Entries provided:
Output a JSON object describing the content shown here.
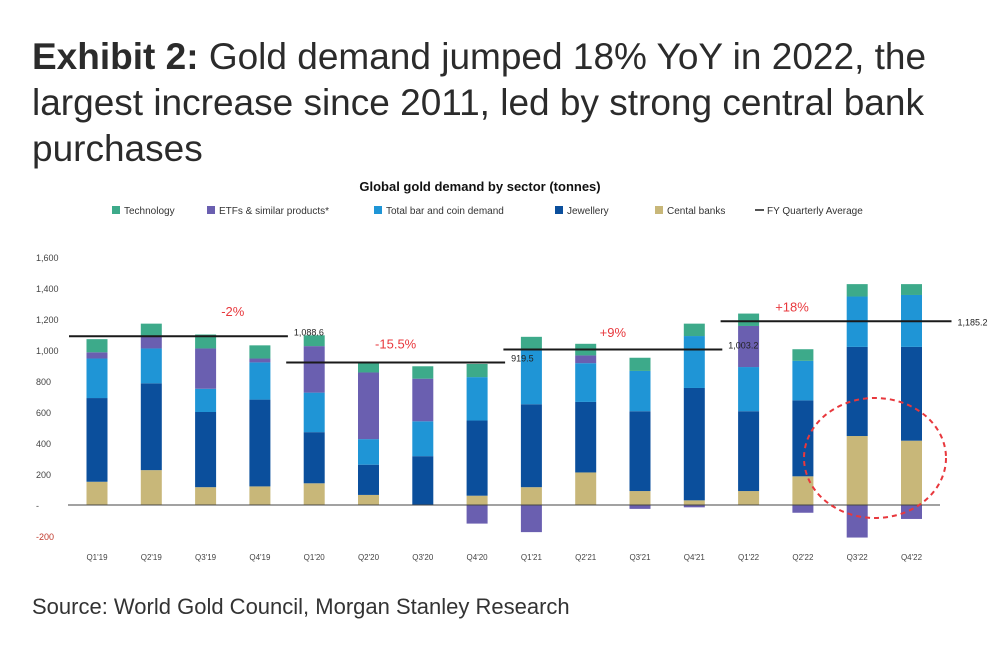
{
  "exhibit": {
    "label": "Exhibit 2:",
    "title": "Gold demand jumped 18% YoY in 2022, the largest increase since 2011, led by strong central bank purchases"
  },
  "source": "Source: World Gold Council, Morgan Stanley Research",
  "colors": {
    "technology": "#3daa8a",
    "etfs": "#6a5fb0",
    "bar_coin": "#1f95d6",
    "jewellery": "#0b4f9c",
    "central_banks": "#c8b779",
    "avg_line": "#1a1a1a",
    "annotation": "#e8383d"
  },
  "chart_data": {
    "type": "bar",
    "stacked": true,
    "title": "Global gold demand by sector (tonnes)",
    "categories": [
      "Q1'19",
      "Q2'19",
      "Q3'19",
      "Q4'19",
      "Q1'20",
      "Q2'20",
      "Q3'20",
      "Q4'20",
      "Q1'21",
      "Q2'21",
      "Q3'21",
      "Q4'21",
      "Q1'22",
      "Q2'22",
      "Q3'22",
      "Q4'22"
    ],
    "ylim": [
      -200,
      1600
    ],
    "yticks": [
      -200,
      0,
      200,
      400,
      600,
      800,
      1000,
      1200,
      1400,
      1600
    ],
    "ytick_labels": [
      "-200",
      "-",
      "200",
      "400",
      "600",
      "800",
      "1,000",
      "1,200",
      "1,400",
      "1,600"
    ],
    "legend_position": "top",
    "series": [
      {
        "name": "Central banks",
        "color_key": "central_banks",
        "values": [
          150,
          225,
          115,
          120,
          140,
          65,
          0,
          60,
          115,
          210,
          90,
          30,
          90,
          185,
          445,
          415
        ]
      },
      {
        "name": "Jewellery",
        "color_key": "jewellery",
        "values": [
          540,
          560,
          485,
          560,
          330,
          195,
          315,
          485,
          535,
          455,
          515,
          725,
          515,
          490,
          575,
          605
        ]
      },
      {
        "name": "Total bar and coin demand",
        "color_key": "bar_coin",
        "values": [
          255,
          225,
          150,
          240,
          255,
          165,
          225,
          280,
          355,
          250,
          260,
          335,
          285,
          255,
          325,
          335
        ]
      },
      {
        "name": "ETFs & similar products*",
        "color_key": "etfs",
        "values": [
          40,
          75,
          260,
          25,
          300,
          430,
          275,
          -120,
          -175,
          50,
          -25,
          -15,
          265,
          -50,
          -210,
          -90
        ]
      },
      {
        "name": "Technology",
        "color_key": "technology",
        "values": [
          85,
          85,
          90,
          85,
          70,
          65,
          80,
          85,
          80,
          75,
          85,
          80,
          80,
          75,
          80,
          70
        ]
      }
    ],
    "fy_quarterly_average": [
      {
        "name": "FY Quarterly Average",
        "from": 0,
        "to": 3,
        "value": 1088.6,
        "label": "1,088.6"
      },
      {
        "name": "FY Quarterly Average",
        "from": 4,
        "to": 7,
        "value": 919.5,
        "label": "919.5"
      },
      {
        "name": "FY Quarterly Average",
        "from": 8,
        "to": 11,
        "value": 1003.2,
        "label": "1,003.2"
      },
      {
        "name": "FY Quarterly Average",
        "from": 12,
        "to": 15,
        "value": 1185.2,
        "label": "1,185.2"
      }
    ],
    "annotations": [
      {
        "text": "-2%",
        "x_index": 2.5,
        "y": 1220
      },
      {
        "text": "-15.5%",
        "x_index": 5.5,
        "y": 1010
      },
      {
        "text": "+9%",
        "x_index": 9.5,
        "y": 1085
      },
      {
        "text": "+18%",
        "x_index": 12.8,
        "y": 1250
      }
    ],
    "legend": [
      {
        "label": "Technology",
        "color_key": "technology",
        "kind": "swatch"
      },
      {
        "label": "ETFs & similar products*",
        "color_key": "etfs",
        "kind": "swatch"
      },
      {
        "label": "Total bar and coin demand",
        "color_key": "bar_coin",
        "kind": "swatch"
      },
      {
        "label": "Jewellery",
        "color_key": "jewellery",
        "kind": "swatch"
      },
      {
        "label": "Cental banks",
        "color_key": "central_banks",
        "kind": "swatch"
      },
      {
        "label": "FY Quarterly Average",
        "color_key": "avg_line",
        "kind": "line"
      }
    ]
  }
}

Goal: Pictures excluded, quote all the data above exactly.

Written response:
Output a JSON object describing the content shown here.
{
  "exhibit": {
    "label": "Exhibit 2:",
    "title": "Gold demand jumped 18% YoY in 2022, the largest increase since 2011, led by strong central bank purchases"
  },
  "source": "Source: World Gold Council, Morgan Stanley Research",
  "colors": {
    "technology": "#3daa8a",
    "etfs": "#6a5fb0",
    "bar_coin": "#1f95d6",
    "jewellery": "#0b4f9c",
    "central_banks": "#c8b779",
    "avg_line": "#1a1a1a",
    "annotation": "#e8383d"
  },
  "chart_data": {
    "type": "bar",
    "stacked": true,
    "title": "Global gold demand by sector (tonnes)",
    "categories": [
      "Q1'19",
      "Q2'19",
      "Q3'19",
      "Q4'19",
      "Q1'20",
      "Q2'20",
      "Q3'20",
      "Q4'20",
      "Q1'21",
      "Q2'21",
      "Q3'21",
      "Q4'21",
      "Q1'22",
      "Q2'22",
      "Q3'22",
      "Q4'22"
    ],
    "ylim": [
      -200,
      1600
    ],
    "yticks": [
      -200,
      0,
      200,
      400,
      600,
      800,
      1000,
      1200,
      1400,
      1600
    ],
    "ytick_labels": [
      "-200",
      "-",
      "200",
      "400",
      "600",
      "800",
      "1,000",
      "1,200",
      "1,400",
      "1,600"
    ],
    "legend_position": "top",
    "series": [
      {
        "name": "Central banks",
        "color_key": "central_banks",
        "values": [
          150,
          225,
          115,
          120,
          140,
          65,
          0,
          60,
          115,
          210,
          90,
          30,
          90,
          185,
          445,
          415
        ]
      },
      {
        "name": "Jewellery",
        "color_key": "jewellery",
        "values": [
          540,
          560,
          485,
          560,
          330,
          195,
          315,
          485,
          535,
          455,
          515,
          725,
          515,
          490,
          575,
          605
        ]
      },
      {
        "name": "Total bar and coin demand",
        "color_key": "bar_coin",
        "values": [
          255,
          225,
          150,
          240,
          255,
          165,
          225,
          280,
          355,
          250,
          260,
          335,
          285,
          255,
          325,
          335
        ]
      },
      {
        "name": "ETFs & similar products*",
        "color_key": "etfs",
        "values": [
          40,
          75,
          260,
          25,
          300,
          430,
          275,
          -120,
          -175,
          50,
          -25,
          -15,
          265,
          -50,
          -210,
          -90
        ]
      },
      {
        "name": "Technology",
        "color_key": "technology",
        "values": [
          85,
          85,
          90,
          85,
          70,
          65,
          80,
          85,
          80,
          75,
          85,
          80,
          80,
          75,
          80,
          70
        ]
      }
    ],
    "fy_quarterly_average": [
      {
        "name": "FY Quarterly Average",
        "from": 0,
        "to": 3,
        "value": 1088.6,
        "label": "1,088.6"
      },
      {
        "name": "FY Quarterly Average",
        "from": 4,
        "to": 7,
        "value": 919.5,
        "label": "919.5"
      },
      {
        "name": "FY Quarterly Average",
        "from": 8,
        "to": 11,
        "value": 1003.2,
        "label": "1,003.2"
      },
      {
        "name": "FY Quarterly Average",
        "from": 12,
        "to": 15,
        "value": 1185.2,
        "label": "1,185.2"
      }
    ],
    "annotations": [
      {
        "text": "-2%",
        "x_index": 2.5,
        "y": 1220
      },
      {
        "text": "-15.5%",
        "x_index": 5.5,
        "y": 1010
      },
      {
        "text": "+9%",
        "x_index": 9.5,
        "y": 1085
      },
      {
        "text": "+18%",
        "x_index": 12.8,
        "y": 1250
      }
    ],
    "legend": [
      {
        "label": "Technology",
        "color_key": "technology",
        "kind": "swatch"
      },
      {
        "label": "ETFs & similar products*",
        "color_key": "etfs",
        "kind": "swatch"
      },
      {
        "label": "Total bar and coin demand",
        "color_key": "bar_coin",
        "kind": "swatch"
      },
      {
        "label": "Jewellery",
        "color_key": "jewellery",
        "kind": "swatch"
      },
      {
        "label": "Cental banks",
        "color_key": "central_banks",
        "kind": "swatch"
      },
      {
        "label": "FY Quarterly Average",
        "color_key": "avg_line",
        "kind": "line"
      }
    ]
  }
}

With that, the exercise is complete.